### What you should do
Say how many lines contain "watermark"; the answer is the number alone.
┌──
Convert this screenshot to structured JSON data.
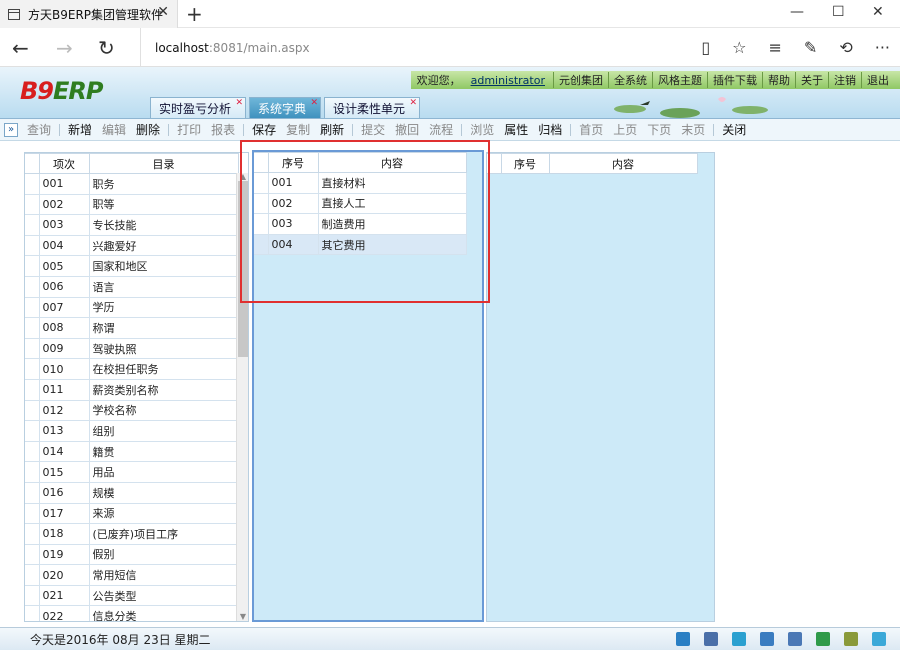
{
  "browser": {
    "tab_title": "方天B9ERP集团管理软件",
    "tab_close": "✕",
    "new_tab": "+",
    "minimize": "—",
    "maximize": "☐",
    "close": "✕",
    "url_host": "localhost",
    "url_rest": ":8081/main.aspx",
    "back": "←",
    "forward": "→",
    "refresh": "↻",
    "icons": [
      "reading-view-icon",
      "favorite-star-icon",
      "hub-icon",
      "web-note-icon",
      "share-icon",
      "more-icon"
    ]
  },
  "app": {
    "logo_b9": "B9",
    "logo_erp": "ERP",
    "welcome": "欢迎您，",
    "user": "administrator",
    "top_menu": [
      "元创集团",
      "全系统",
      "风格主题",
      "插件下载",
      "帮助",
      "关于",
      "注销",
      "退出"
    ],
    "tabs": [
      {
        "label": "实时盈亏分析",
        "active": false
      },
      {
        "label": "系统字典",
        "active": true
      },
      {
        "label": "设计柔性单元",
        "active": false
      }
    ],
    "tab_close": "✕"
  },
  "toolbar": {
    "expand": "»",
    "groups": [
      [
        {
          "label": "查询",
          "enabled": false
        }
      ],
      [
        {
          "label": "新增",
          "enabled": true
        },
        {
          "label": "编辑",
          "enabled": false
        },
        {
          "label": "删除",
          "enabled": true
        }
      ],
      [
        {
          "label": "打印",
          "enabled": false
        },
        {
          "label": "报表",
          "enabled": false
        }
      ],
      [
        {
          "label": "保存",
          "enabled": true
        },
        {
          "label": "复制",
          "enabled": false
        },
        {
          "label": "刷新",
          "enabled": true
        }
      ],
      [
        {
          "label": "提交",
          "enabled": false
        },
        {
          "label": "撤回",
          "enabled": false
        },
        {
          "label": "流程",
          "enabled": false
        }
      ],
      [
        {
          "label": "浏览",
          "enabled": false
        },
        {
          "label": "属性",
          "enabled": true
        },
        {
          "label": "归档",
          "enabled": true
        }
      ],
      [
        {
          "label": "首页",
          "enabled": false
        },
        {
          "label": "上页",
          "enabled": false
        },
        {
          "label": "下页",
          "enabled": false
        },
        {
          "label": "末页",
          "enabled": false
        }
      ],
      [
        {
          "label": "关闭",
          "enabled": true
        }
      ]
    ]
  },
  "catalog": {
    "headers": [
      "项次",
      "目录"
    ],
    "rows": [
      [
        "001",
        "职务"
      ],
      [
        "002",
        "职等"
      ],
      [
        "003",
        "专长技能"
      ],
      [
        "004",
        "兴趣爱好"
      ],
      [
        "005",
        "国家和地区"
      ],
      [
        "006",
        "语言"
      ],
      [
        "007",
        "学历"
      ],
      [
        "008",
        "称谓"
      ],
      [
        "009",
        "驾驶执照"
      ],
      [
        "010",
        "在校担任职务"
      ],
      [
        "011",
        "薪资类别名称"
      ],
      [
        "012",
        "学校名称"
      ],
      [
        "013",
        "组别"
      ],
      [
        "014",
        "籍贯"
      ],
      [
        "015",
        "用品"
      ],
      [
        "016",
        "规模"
      ],
      [
        "017",
        "来源"
      ],
      [
        "018",
        "(已废弃)项目工序"
      ],
      [
        "019",
        "假别"
      ],
      [
        "020",
        "常用短信"
      ],
      [
        "021",
        "公告类型"
      ],
      [
        "022",
        "信息分类"
      ]
    ]
  },
  "content": {
    "headers": [
      "序号",
      "内容"
    ],
    "rows": [
      [
        "001",
        "直接材料"
      ],
      [
        "002",
        "直接人工"
      ],
      [
        "003",
        "制造费用"
      ],
      [
        "004",
        "其它费用"
      ]
    ],
    "selected_index": 3
  },
  "detail": {
    "headers": [
      "序号",
      "内容"
    ]
  },
  "status": {
    "date": "今天是2016年  08月  23日    星期二",
    "icons": [
      "home-icon",
      "org-icon",
      "message-icon",
      "checkbox-icon",
      "mail-icon",
      "browser-icon",
      "calculator-icon",
      "weather-icon"
    ],
    "icon_colors": [
      "#2a7fc4",
      "#4a6fa8",
      "#2aa0d0",
      "#3a7cc0",
      "#4b78b5",
      "#2f9a4a",
      "#8a9a3a",
      "#3aa8d8"
    ]
  }
}
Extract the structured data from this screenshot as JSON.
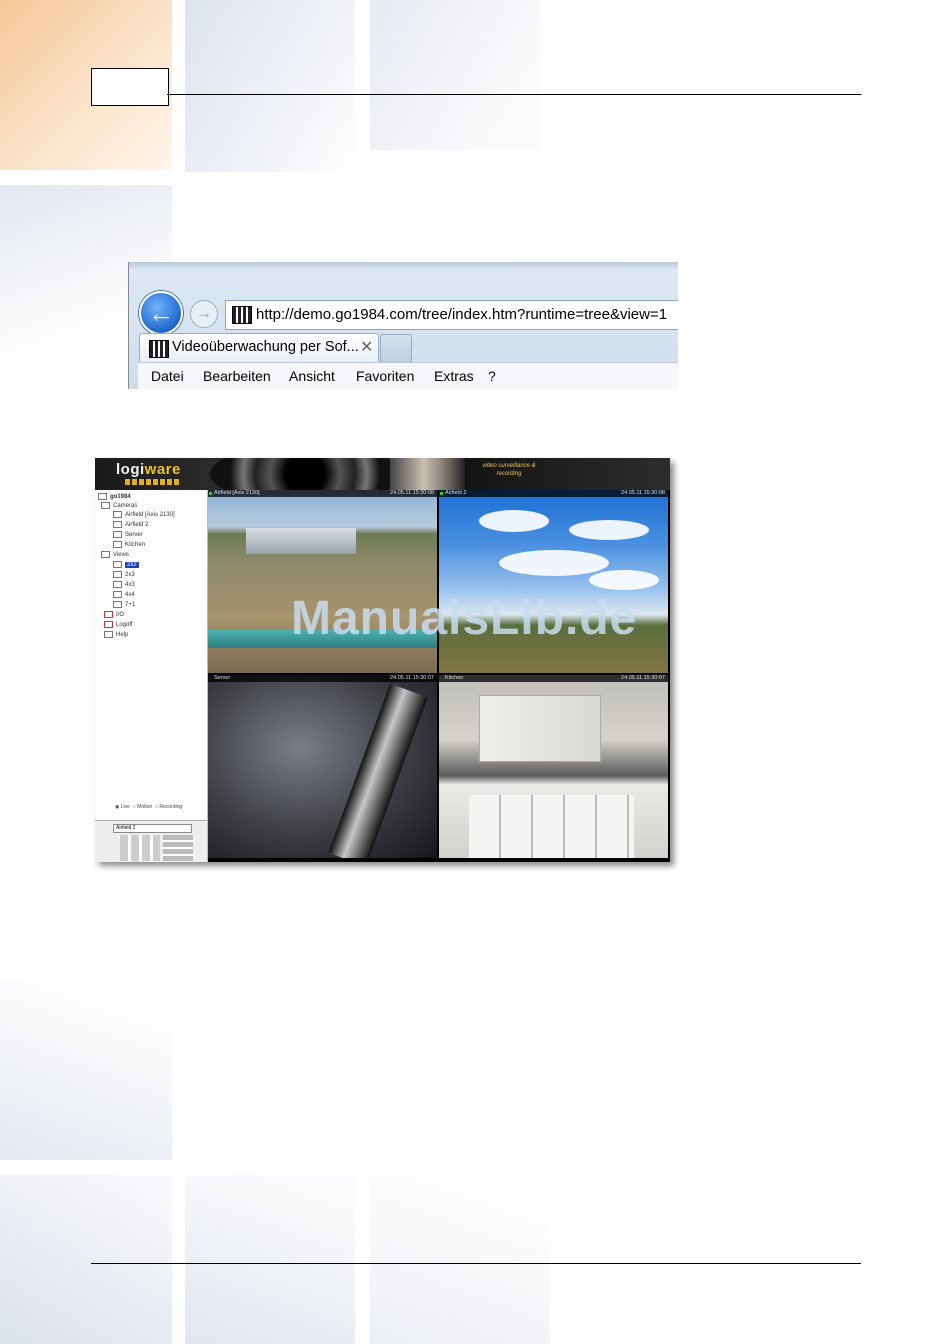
{
  "browser": {
    "url": "http://demo.go1984.com/tree/index.htm?runtime=tree&view=1",
    "tab_title": "Videoüberwachung per Sof...",
    "tab_close": "✕",
    "back_glyph": "←",
    "forward_glyph": "→",
    "menu": [
      "Datei",
      "Bearbeiten",
      "Ansicht",
      "Favoriten",
      "Extras",
      "?"
    ]
  },
  "app": {
    "logo_main": "logi",
    "logo_accent": "ware",
    "tagline": "video surveillance & recording",
    "tree": {
      "root": "go1984",
      "cameras_label": "Cameras",
      "cameras": [
        "Airfield [Axis 2130]",
        "Airfield 2",
        "Server",
        "Kitchen"
      ],
      "views_label": "Views",
      "views": [
        "2x2",
        "2x3",
        "4x3",
        "4x4",
        "7+1"
      ],
      "selected_view_index": 0,
      "io": "I/O",
      "logoff": "Logoff",
      "help": "Help"
    },
    "modes": [
      "Live",
      "Motion",
      "Recording"
    ],
    "ptz_camera": "Airfield 2",
    "cameras_grid": [
      {
        "name": "Airfield [Axis 2130]",
        "time": "24.05.11 15:30:08"
      },
      {
        "name": "Airfield 2",
        "time": "24.05.11 15:30:08"
      },
      {
        "name": "Server",
        "time": "24.05.11 15:30:07"
      },
      {
        "name": "Kitchen",
        "time": "24.05.11 15:30:07"
      }
    ],
    "watermark": "ManualsLib.de"
  }
}
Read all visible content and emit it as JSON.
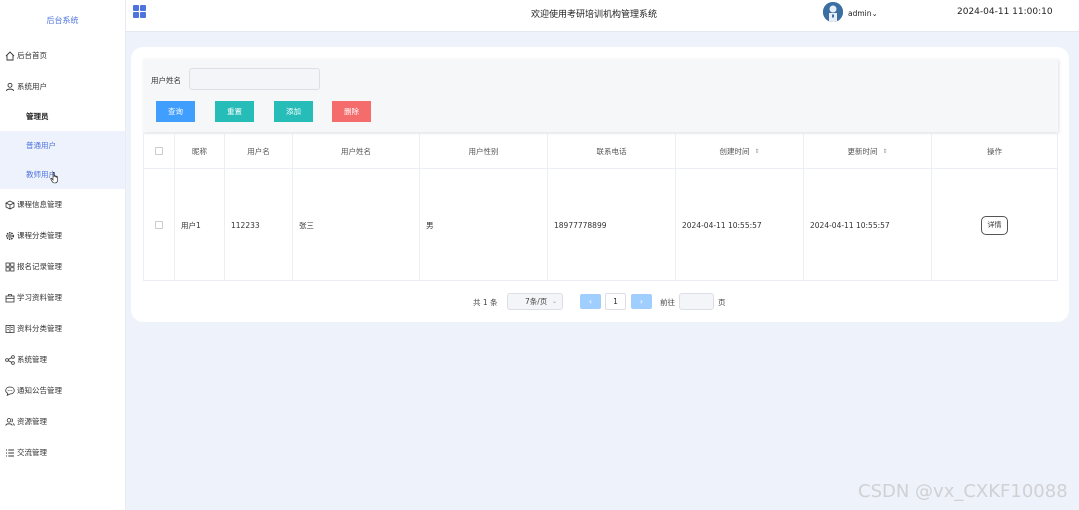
{
  "brand": "后台系统",
  "header": {
    "title": "欢迎使用考研培训机构管理系统",
    "user": "admin",
    "user_chevron": "⌄",
    "datetime": "2024-04-11 11:00:10"
  },
  "sidebar": {
    "home": "后台首页",
    "system_user": "系统用户",
    "sub": [
      "管理员",
      "普通用户",
      "教师用户"
    ],
    "items": [
      "课程信息管理",
      "课程分类管理",
      "报名记录管理",
      "学习资料管理",
      "资料分类管理",
      "系统管理",
      "通知公告管理",
      "资源管理",
      "交流管理"
    ]
  },
  "search": {
    "label": "用户姓名",
    "value": "",
    "placeholder": ""
  },
  "buttons": {
    "query": "查询",
    "reset": "重置",
    "add": "添加",
    "delete": "删除"
  },
  "table": {
    "columns": [
      "昵称",
      "用户名",
      "用户姓名",
      "用户性别",
      "联系电话",
      "创建时间",
      "更新时间",
      "操作"
    ],
    "sort_icon": "⇕",
    "rows": [
      {
        "nickname": "用户1",
        "username": "112233",
        "realname": "张三",
        "gender": "男",
        "phone": "18977778899",
        "created": "2024-04-11 10:55:57",
        "updated": "2024-04-11 10:55:57",
        "action": "详情"
      }
    ]
  },
  "pagination": {
    "total": "共 1 条",
    "page_size": "7条/页",
    "prev": "‹",
    "next": "›",
    "current": "1",
    "goto_label": "前往",
    "goto_value": "",
    "page_suffix": "页"
  },
  "watermark": "CSDN @vx_CXKF10088",
  "colors": {
    "primary": "#409eff",
    "teal": "#26bcb7",
    "danger": "#f56c6c",
    "brand": "#4e73df"
  }
}
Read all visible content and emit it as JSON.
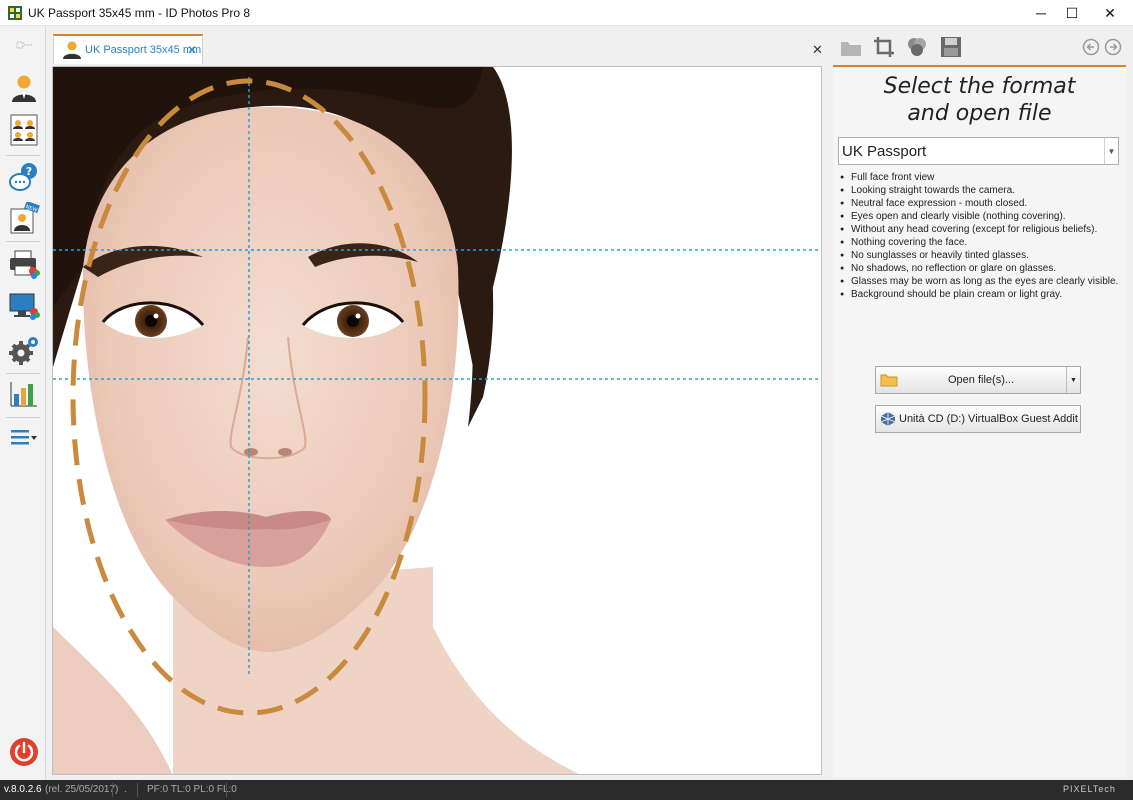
{
  "window": {
    "title": "UK Passport 35x45 mm - ID Photos Pro 8",
    "minimize": "─",
    "maximize": "☐",
    "close": "✕"
  },
  "document_tab": {
    "label": "UK Passport 35x45 mm",
    "close": "✕"
  },
  "doc_close": "✕",
  "sidebar": {
    "items": [
      "single-photo",
      "multi-photo",
      "help",
      "whats-new",
      "print",
      "display",
      "settings",
      "statistics",
      "menu",
      "power"
    ]
  },
  "toolbar": {
    "icons": [
      "open-folder-icon",
      "crop-icon",
      "color-adjust-icon",
      "save-icon",
      "back-icon",
      "forward-icon"
    ]
  },
  "panel": {
    "title_line1": "Select the format",
    "title_line2": "and open file",
    "format_select": {
      "selected": "UK Passport"
    },
    "requirements": [
      "Full face front view",
      "Looking straight towards the camera.",
      "Neutral face expression - mouth closed.",
      "Eyes open and clearly visible (nothing covering).",
      "Without any head covering (except for religious beliefs).",
      "Nothing covering the face.",
      "No sunglasses or heavily tinted glasses.",
      "No shadows, no reflection or glare on glasses.",
      "Glasses may be worn as long as the eyes are clearly visible.",
      "Background should be plain cream or light gray."
    ],
    "open_button": "Open file(s)...",
    "cd_button": "Unità CD (D:) VirtualBox Guest Addit"
  },
  "status": {
    "version": "v.8.0.2.6",
    "release": "(rel. 25/05/2017)",
    "dot": ".",
    "flags": "PF:0 TL:0 PL:0 FL:0",
    "brand": "PIXELTech"
  },
  "colors": {
    "accent": "#d9822b",
    "tab_text": "#2a7fc1",
    "guide_line": "#2b9fd6",
    "oval": "#c98a3e"
  }
}
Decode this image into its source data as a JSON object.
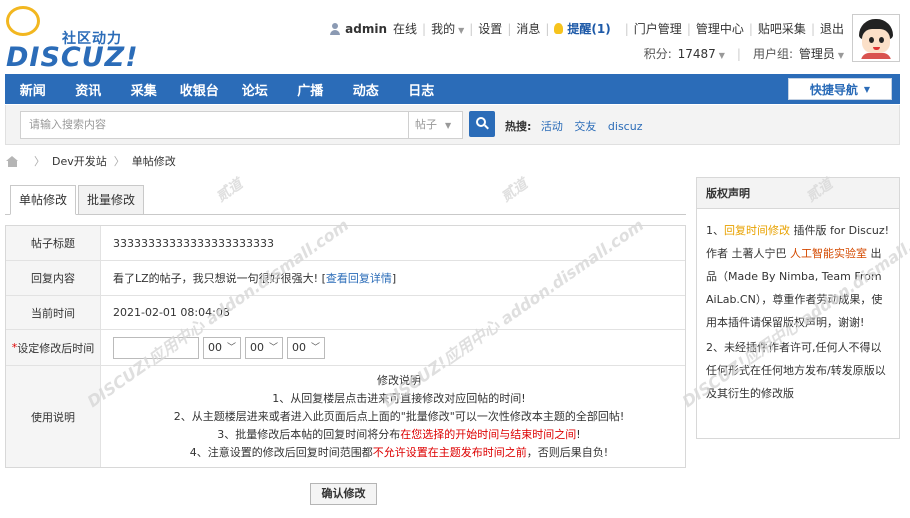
{
  "logo": {
    "cn_text": "社区动力",
    "en_text": "DISCUZ!"
  },
  "topbar": {
    "username": "admin",
    "status": "在线",
    "mine": "我的",
    "settings": "设置",
    "messages": "消息",
    "remind": "提醒(1)",
    "links": [
      "门户管理",
      "管理中心",
      "贴吧采集",
      "退出"
    ]
  },
  "topbar2": {
    "points_label": "积分:",
    "points_value": "17487",
    "group_label": "用户组:",
    "group_value": "管理员"
  },
  "nav": {
    "items": [
      "新闻",
      "资讯",
      "采集",
      "收银台",
      "论坛",
      "广播",
      "动态",
      "日志"
    ],
    "quick_nav": "快捷导航"
  },
  "search": {
    "placeholder": "请输入搜索内容",
    "type": "帖子",
    "hot_label": "热搜:",
    "hot_keywords": [
      "活动",
      "交友",
      "discuz"
    ]
  },
  "breadcrumb": [
    "Dev开发站",
    "单帖修改"
  ],
  "tabs": [
    "单帖修改",
    "批量修改"
  ],
  "form": {
    "title_label": "帖子标题",
    "title_value": "33333333333333333333333",
    "content_label": "回复内容",
    "content_text": "看了LZ的帖子，我只想说一句很好很强大! [",
    "content_link": "查看回复详情",
    "content_end": "]",
    "time_label": "当前时间",
    "time_value": "2021-02-01 08:04:08",
    "set_time_label": "设定修改后时间",
    "required_mark": "*",
    "hour": "00",
    "minute": "00",
    "second": "00",
    "usage_label": "使用说明",
    "usage_title": "修改说明",
    "usage_1": "1、从回复楼层点击进来可直接修改对应回帖的时间!",
    "usage_2": "2、从主题楼层进来或者进入此页面后点上面的\"批量修改\"可以一次性修改本主题的全部回帖!",
    "usage_3a": "3、批量修改后本帖的回复时间将分布",
    "usage_3b": "在您选择的开始时间与结束时间之间",
    "usage_3c": "!",
    "usage_4a": "4、注意设置的修改后回复时间范围都",
    "usage_4b": "不允许设置在主题发布时间之前",
    "usage_4c": "，否则后果自负!"
  },
  "submit": "确认修改",
  "sidebar": {
    "title": "版权声明",
    "p1a": "1、",
    "p1b": "回复时间修改",
    "p1c": " 插件版 for Discuz! 作者 土著人宁巴 ",
    "p1d": "人工智能实验室",
    "p1e": " 出品（Made By Nimba, Team From AiLab.CN），尊重作者劳动成果，使用本插件请保留版权声明，谢谢!",
    "p2": "2、未经插件作者许可,任何人不得以任何形式在任何地方发布/转发原版以及其衍生的修改版"
  },
  "watermark": {
    "text": "DISCUZ!应用中心 addon.dismall.com",
    "text2": "贰道"
  },
  "colors": {
    "brand": "#2b6cb8",
    "warning": "#d00000",
    "highlight": "#e8a200"
  }
}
└──
### Complete answer
3